# Extract:
══════════════════════════════

There is only one legitimate alternative to UNRWA: the Palestinian right of return

Palestinian refugees hold banners during a protest against the UNWRA's decision on aid cuts and downsizing plans

Ramona Wadi

Middle East Monitor  /  November 5, 2019

Since allegations about the misconduct and corruption of some staff members at the UN Relief and Works Agency for Palestine Refugees (UNRWA) came to light, both defences and criticism of the agency have shielded the UN from its role in enabling the mandate’s renewal. By allowing Israel to perpetuate its colonial expansion, the UN has also supported the political imbalance which created approximately 5 million Palestinian refugees. The Palestinian right of return, meanwhile, has been divested of its potential in order to accommodate the UN’s speciality of maintaining human rights violations in order to create and manipulate a humanitarian agenda.

US President Donald Trump may have facilitated the targeting of Palestinian refugees with the decision to withhold funds from UNRWA, but despite bleating about the importance of funding while continuing to exploit the most vulnerable of Palestinian society, the UN is far from being at the helm when it comes to protecting Palestinian refugees. Its alternative to UNRWA’s dysfunctional organisation and structure was to consult with Israeli NGOs. UN Secretary-General Antonio Guterres has asked “pro-Israel non-governmental organisations to submit proposals for UNRWA operations,” Israel Hayom reported. What qualifies a colonial power — one that has created Palestinian refugees by its very existence — to participate in decision-making that has a direct impact on the population that it has dispossessed?

══════════════════════════════

# Provided material:
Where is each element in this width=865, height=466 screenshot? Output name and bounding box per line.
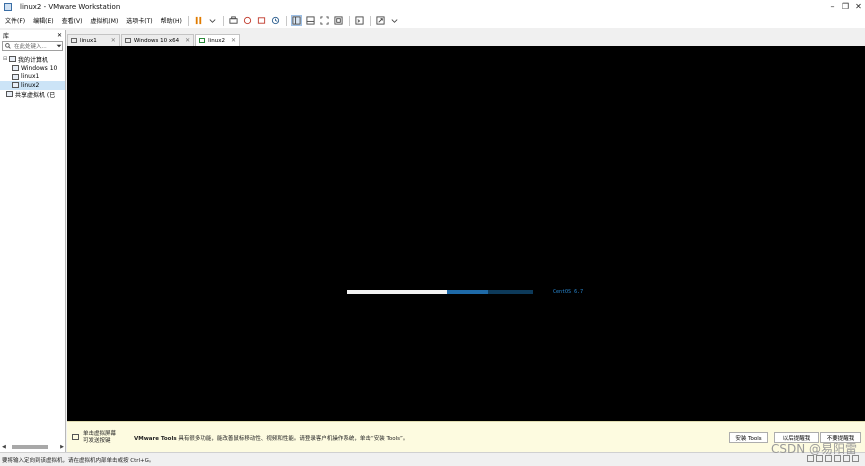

══════════════════════════════

# What to do:
Write the next part of the article above on UNRWA and the Palestinian right of return, starting after its closing question.

# Written reply:
Just days earlier, the same outlet ran an article in which the main focus was UNRWA’s mandate. It quoted Israel’s Ambassador to the UN, Danny Danon: “Until such time as UNRWA is permanently closed, we will use all tools at our disposal to increase the oversight to which it is subjected.” UNRWA, he declared, “utilises the world’s funds for the dissemination of false narratives against Israel and systematically avoids fulfilling the mission for which it was established.” This claim, of course, is itself a “false narrative”, but Israeli exceptionalism will ensure that it is accepted by the mainstream media and politicians.

David Bedein from the Centre for Near East Policy Research justified his involvement in deciding UNRWA’s “alternative” by citing the UN’s alleged aspirations “to resolve conflicts and strive for peace”, despite the UN offering ample evidence of acting to the contrary. UNRWA, Bedein argued, “adopted the principles of the Palestinian [sic] Liberation Organisation – which aspires to destroy the State of Israel.” That’s yet another “false narrative”, given that in 1993 the PLO recognised the right of Israel to exist, and advocates for the two-state compromise, as per the latest affirmation by Saeb Erekat made a few days ago at the J Street Conference in Washington.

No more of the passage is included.